▶ Objective
Which lines have the string "Christian"? Copy all of them from the entries below.

──────── Records provided ────────

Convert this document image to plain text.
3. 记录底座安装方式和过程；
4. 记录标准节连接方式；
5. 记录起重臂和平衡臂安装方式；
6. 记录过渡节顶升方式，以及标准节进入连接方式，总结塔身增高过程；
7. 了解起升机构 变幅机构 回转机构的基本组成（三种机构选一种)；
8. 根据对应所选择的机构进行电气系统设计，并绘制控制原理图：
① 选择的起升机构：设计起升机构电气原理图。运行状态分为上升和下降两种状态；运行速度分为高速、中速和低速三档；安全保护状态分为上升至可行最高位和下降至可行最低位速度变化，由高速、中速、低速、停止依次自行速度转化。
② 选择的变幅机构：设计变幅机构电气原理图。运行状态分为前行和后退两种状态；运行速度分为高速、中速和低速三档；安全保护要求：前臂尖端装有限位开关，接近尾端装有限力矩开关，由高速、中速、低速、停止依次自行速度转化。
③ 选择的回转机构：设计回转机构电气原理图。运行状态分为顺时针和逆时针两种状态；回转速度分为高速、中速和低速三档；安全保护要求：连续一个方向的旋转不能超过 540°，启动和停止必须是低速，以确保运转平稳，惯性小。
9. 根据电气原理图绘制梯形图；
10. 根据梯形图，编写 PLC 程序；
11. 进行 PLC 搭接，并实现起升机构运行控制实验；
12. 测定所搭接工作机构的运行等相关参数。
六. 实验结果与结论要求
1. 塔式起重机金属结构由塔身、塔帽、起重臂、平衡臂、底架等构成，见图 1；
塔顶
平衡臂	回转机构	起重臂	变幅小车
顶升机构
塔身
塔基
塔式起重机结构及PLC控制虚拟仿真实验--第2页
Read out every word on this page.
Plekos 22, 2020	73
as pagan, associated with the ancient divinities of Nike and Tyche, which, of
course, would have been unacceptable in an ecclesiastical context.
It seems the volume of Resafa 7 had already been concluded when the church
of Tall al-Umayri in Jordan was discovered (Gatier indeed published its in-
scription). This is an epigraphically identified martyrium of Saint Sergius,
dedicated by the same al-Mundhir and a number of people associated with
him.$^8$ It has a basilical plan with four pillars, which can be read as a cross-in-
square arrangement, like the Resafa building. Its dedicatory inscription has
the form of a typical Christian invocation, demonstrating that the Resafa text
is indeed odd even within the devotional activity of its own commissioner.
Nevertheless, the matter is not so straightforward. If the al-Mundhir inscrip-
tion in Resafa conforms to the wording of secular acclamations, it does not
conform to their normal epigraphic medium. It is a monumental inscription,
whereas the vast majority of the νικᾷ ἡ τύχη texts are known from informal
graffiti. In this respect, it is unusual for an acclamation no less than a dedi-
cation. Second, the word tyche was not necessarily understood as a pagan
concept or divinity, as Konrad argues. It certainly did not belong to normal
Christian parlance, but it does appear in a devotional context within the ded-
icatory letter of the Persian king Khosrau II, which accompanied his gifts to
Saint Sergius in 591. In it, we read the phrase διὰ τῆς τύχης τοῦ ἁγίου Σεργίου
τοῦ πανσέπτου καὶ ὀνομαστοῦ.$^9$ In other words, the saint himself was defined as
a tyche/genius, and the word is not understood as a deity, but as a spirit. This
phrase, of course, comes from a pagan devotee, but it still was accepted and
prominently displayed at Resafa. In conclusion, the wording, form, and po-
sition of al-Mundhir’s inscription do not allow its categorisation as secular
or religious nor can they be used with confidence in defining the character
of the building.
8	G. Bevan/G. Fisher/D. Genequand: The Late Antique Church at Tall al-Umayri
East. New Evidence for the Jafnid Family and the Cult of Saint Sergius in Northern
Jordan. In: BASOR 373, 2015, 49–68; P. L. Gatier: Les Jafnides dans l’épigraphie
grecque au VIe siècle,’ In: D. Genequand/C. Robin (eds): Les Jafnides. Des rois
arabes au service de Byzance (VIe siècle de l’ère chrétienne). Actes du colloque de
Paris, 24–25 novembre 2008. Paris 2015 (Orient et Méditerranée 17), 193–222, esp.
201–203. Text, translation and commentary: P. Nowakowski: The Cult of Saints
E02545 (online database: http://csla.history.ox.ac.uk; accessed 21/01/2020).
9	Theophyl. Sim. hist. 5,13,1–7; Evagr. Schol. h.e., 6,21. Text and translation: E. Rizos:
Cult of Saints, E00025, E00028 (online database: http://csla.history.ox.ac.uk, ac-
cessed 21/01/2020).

────────

▶ Written solution
the form of a typical Christian invocation, demonstrating that the Resafa text
Christian parlance, but it does appear in a devotional context within the ded-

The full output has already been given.